# What you need to do:
One figure is the whole answer: the number of lines below that contain the word "kulhydrat".

# Provided information:
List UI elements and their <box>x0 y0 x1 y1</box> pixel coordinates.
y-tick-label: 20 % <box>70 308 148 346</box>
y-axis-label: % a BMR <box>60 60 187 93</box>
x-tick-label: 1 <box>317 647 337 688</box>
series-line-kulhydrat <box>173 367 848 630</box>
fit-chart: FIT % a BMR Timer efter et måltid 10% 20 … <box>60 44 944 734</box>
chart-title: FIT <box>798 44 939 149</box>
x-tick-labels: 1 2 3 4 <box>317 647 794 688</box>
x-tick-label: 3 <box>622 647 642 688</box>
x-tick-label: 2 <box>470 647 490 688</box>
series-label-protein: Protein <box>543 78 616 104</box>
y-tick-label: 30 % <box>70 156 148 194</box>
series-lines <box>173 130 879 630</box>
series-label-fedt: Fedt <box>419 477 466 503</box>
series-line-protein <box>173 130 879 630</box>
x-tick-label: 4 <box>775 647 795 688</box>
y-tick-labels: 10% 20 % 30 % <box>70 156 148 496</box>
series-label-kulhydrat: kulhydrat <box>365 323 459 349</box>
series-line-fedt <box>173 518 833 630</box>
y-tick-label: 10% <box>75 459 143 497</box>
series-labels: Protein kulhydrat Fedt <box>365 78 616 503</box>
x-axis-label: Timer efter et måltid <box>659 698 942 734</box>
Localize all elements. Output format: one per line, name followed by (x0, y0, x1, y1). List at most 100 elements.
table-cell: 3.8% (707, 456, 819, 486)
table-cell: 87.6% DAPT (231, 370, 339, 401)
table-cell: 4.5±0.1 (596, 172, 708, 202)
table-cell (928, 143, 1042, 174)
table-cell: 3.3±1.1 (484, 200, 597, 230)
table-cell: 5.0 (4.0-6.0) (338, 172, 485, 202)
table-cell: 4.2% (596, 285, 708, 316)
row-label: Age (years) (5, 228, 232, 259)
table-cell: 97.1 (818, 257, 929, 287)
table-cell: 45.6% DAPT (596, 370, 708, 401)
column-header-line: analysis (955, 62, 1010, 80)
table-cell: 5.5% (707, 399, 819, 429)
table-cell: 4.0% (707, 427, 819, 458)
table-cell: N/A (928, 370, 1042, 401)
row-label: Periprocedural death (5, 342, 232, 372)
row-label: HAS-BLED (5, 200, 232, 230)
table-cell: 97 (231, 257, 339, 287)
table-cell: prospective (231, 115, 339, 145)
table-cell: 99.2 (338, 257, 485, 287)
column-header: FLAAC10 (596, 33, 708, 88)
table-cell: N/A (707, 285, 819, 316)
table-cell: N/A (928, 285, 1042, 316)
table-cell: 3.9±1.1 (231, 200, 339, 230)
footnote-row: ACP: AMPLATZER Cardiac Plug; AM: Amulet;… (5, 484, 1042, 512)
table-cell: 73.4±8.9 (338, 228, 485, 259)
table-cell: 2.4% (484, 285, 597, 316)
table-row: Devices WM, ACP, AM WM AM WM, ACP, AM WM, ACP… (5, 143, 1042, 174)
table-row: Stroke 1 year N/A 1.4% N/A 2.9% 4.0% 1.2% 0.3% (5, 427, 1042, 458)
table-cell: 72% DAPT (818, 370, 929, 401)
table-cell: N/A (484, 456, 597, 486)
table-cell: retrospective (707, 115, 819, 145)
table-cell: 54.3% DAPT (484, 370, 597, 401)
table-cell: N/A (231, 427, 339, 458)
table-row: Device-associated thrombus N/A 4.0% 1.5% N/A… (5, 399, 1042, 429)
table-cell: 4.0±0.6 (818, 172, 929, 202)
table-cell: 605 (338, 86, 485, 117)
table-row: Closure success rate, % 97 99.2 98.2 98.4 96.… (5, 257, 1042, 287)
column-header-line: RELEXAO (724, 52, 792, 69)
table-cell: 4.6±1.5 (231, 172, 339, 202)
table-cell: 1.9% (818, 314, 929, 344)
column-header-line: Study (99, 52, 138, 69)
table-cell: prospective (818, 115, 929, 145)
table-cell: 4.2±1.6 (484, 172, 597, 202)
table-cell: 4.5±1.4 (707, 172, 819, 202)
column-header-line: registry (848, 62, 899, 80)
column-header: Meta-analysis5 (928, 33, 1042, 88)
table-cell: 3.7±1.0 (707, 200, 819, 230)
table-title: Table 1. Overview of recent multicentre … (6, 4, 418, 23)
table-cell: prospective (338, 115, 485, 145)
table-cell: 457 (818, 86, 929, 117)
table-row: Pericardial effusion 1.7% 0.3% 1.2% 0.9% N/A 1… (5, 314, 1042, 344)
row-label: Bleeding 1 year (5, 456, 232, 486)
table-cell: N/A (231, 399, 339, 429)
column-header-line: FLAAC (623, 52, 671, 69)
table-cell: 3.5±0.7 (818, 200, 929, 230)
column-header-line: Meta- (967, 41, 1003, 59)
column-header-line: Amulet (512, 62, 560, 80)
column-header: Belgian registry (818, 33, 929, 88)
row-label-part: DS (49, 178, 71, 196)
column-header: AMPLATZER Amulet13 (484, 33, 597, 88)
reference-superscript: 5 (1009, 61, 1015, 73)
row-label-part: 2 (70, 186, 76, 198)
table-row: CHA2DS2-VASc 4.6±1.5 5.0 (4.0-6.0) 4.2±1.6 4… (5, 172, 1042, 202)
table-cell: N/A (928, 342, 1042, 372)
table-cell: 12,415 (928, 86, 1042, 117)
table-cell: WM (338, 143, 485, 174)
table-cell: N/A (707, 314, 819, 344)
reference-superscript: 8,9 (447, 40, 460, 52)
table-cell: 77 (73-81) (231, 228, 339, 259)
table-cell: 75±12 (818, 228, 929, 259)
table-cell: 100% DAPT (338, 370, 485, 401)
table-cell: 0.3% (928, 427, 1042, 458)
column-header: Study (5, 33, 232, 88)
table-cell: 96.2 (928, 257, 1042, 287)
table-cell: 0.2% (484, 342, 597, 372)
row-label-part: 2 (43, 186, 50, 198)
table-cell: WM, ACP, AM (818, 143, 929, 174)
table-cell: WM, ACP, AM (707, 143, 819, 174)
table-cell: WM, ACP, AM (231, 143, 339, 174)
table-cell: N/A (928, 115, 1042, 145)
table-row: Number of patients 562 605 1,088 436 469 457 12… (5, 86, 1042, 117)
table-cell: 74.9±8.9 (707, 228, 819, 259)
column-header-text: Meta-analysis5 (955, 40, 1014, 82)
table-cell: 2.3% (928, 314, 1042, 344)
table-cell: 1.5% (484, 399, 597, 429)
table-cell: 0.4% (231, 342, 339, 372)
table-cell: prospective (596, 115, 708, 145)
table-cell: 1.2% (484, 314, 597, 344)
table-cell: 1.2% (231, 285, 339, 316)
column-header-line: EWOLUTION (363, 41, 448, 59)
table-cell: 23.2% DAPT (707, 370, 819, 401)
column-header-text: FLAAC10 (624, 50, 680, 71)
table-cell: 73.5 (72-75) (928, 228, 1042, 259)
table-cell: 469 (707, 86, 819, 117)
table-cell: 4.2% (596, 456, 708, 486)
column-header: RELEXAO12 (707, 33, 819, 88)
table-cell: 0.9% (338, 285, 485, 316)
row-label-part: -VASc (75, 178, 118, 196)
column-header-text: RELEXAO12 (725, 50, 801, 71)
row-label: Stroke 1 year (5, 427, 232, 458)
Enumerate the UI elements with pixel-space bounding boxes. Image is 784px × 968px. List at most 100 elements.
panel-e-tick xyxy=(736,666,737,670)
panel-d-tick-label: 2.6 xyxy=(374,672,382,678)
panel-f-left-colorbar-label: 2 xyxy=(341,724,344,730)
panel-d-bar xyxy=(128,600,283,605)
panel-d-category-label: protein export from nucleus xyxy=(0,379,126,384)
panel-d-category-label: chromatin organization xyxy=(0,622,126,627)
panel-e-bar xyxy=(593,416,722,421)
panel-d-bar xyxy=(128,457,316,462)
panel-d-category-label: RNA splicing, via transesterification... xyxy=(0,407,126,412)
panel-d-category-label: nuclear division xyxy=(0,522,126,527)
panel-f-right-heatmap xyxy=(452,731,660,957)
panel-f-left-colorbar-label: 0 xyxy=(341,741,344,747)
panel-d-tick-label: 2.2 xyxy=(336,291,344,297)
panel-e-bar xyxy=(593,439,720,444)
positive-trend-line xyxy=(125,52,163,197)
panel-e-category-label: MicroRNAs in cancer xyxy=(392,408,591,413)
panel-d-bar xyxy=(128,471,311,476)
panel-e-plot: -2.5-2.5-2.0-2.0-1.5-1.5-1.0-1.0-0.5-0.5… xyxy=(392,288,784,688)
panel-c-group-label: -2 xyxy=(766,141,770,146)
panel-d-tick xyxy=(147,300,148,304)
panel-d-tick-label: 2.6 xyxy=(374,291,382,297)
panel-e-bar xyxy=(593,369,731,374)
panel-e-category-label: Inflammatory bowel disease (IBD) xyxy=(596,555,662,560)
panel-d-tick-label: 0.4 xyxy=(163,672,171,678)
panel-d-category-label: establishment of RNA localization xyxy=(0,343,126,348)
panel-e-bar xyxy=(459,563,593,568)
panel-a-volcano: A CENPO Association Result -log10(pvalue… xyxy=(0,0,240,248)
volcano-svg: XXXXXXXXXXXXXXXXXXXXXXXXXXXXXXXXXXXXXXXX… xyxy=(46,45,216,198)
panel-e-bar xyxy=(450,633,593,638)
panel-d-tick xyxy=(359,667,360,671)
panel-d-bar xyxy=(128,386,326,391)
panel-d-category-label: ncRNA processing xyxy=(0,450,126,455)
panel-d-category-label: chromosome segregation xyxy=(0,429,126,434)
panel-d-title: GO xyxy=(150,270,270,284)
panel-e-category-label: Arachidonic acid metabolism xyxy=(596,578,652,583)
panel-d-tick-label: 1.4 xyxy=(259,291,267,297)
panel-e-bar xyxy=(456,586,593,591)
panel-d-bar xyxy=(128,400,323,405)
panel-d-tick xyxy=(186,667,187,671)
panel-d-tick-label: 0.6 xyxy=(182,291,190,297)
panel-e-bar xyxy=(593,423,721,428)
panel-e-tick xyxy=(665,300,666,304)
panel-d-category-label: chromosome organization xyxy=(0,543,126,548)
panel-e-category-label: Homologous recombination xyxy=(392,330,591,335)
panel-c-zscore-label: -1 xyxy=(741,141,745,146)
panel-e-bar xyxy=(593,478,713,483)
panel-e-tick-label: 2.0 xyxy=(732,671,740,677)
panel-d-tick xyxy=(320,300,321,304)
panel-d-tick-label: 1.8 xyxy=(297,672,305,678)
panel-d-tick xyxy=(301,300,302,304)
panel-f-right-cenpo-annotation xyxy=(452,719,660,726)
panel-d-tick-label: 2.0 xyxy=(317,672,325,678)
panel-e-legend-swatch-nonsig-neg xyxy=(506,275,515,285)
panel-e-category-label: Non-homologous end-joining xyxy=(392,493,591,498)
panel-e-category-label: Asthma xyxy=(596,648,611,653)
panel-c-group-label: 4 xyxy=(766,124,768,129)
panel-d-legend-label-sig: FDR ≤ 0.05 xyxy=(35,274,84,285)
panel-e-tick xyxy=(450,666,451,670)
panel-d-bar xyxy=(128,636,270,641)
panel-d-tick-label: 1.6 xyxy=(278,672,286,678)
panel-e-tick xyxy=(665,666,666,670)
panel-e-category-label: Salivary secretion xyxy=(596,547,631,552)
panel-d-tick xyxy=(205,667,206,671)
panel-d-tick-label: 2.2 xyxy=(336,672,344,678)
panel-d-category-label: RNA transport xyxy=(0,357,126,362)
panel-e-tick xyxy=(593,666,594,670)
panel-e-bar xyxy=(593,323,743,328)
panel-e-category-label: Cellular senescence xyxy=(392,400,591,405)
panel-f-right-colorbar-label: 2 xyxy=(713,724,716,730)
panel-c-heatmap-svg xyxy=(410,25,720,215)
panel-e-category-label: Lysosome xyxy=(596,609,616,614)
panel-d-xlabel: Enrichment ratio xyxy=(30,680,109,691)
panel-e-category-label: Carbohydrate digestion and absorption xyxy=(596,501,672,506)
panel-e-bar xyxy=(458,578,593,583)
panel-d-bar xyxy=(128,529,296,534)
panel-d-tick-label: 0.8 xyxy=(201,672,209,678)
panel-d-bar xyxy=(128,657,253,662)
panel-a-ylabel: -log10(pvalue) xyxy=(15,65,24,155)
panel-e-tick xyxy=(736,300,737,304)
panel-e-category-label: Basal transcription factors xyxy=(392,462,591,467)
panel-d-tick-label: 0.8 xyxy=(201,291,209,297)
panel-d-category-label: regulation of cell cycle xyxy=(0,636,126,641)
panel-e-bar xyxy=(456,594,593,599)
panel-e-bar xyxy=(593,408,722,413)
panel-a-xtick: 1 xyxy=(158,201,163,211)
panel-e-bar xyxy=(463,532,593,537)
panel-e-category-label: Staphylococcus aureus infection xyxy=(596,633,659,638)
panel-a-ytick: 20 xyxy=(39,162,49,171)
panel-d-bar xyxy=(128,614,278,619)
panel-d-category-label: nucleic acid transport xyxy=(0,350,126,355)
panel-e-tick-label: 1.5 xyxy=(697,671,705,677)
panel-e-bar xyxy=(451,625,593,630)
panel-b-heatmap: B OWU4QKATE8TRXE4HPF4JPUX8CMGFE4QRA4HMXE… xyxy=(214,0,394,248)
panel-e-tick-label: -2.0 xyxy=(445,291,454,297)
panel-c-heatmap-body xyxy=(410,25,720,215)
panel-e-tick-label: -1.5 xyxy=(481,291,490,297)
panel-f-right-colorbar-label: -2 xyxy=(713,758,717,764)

# Answer to the exercise:
3